- WHAT TO DO:
Write the listing out once more, identical to the original but without pictures.
-- -- --
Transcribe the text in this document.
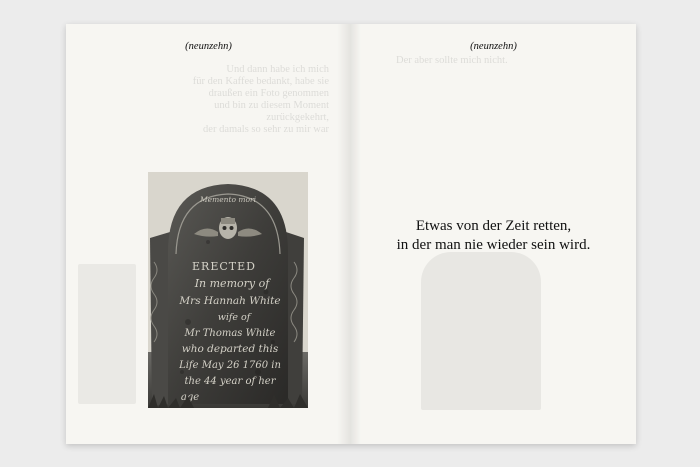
(neunzehn)
Und dann habe ich mich
für den Kaffee bedankt, habe sie
draußen ein Foto genommen
und bin zu diesem Moment zurückgekehrt,
der damals so sehr zu mir war
Memento mori
ERECTED
In memory of
Mrs Hannah White
wife of
Mr Thomas White
who departed this
Life May 26 1760 in
the 44 year of her
age
(neunzehn)
Der aber sollte mich nicht.
Etwas von der Zeit retten,
in der man nie wieder sein wird.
-- -- --
- EXERCISE ANSWER:
Transcribe the text in this document.
(neunzehn)
Und dann habe ich mich
für den Kaffee bedankt, habe sie
draußen ein Foto genommen
und bin zu diesem Moment zurückgekehrt,
der damals so sehr zu mir war
Memento mori
ERECTED
In memory of
Mrs Hannah White
wife of
Mr Thomas White
who departed this
Life May 26 1760 in
the 44 year of her
age
(neunzehn)
Der aber sollte mich nicht.
Etwas von der Zeit retten,
in der man nie wieder sein wird.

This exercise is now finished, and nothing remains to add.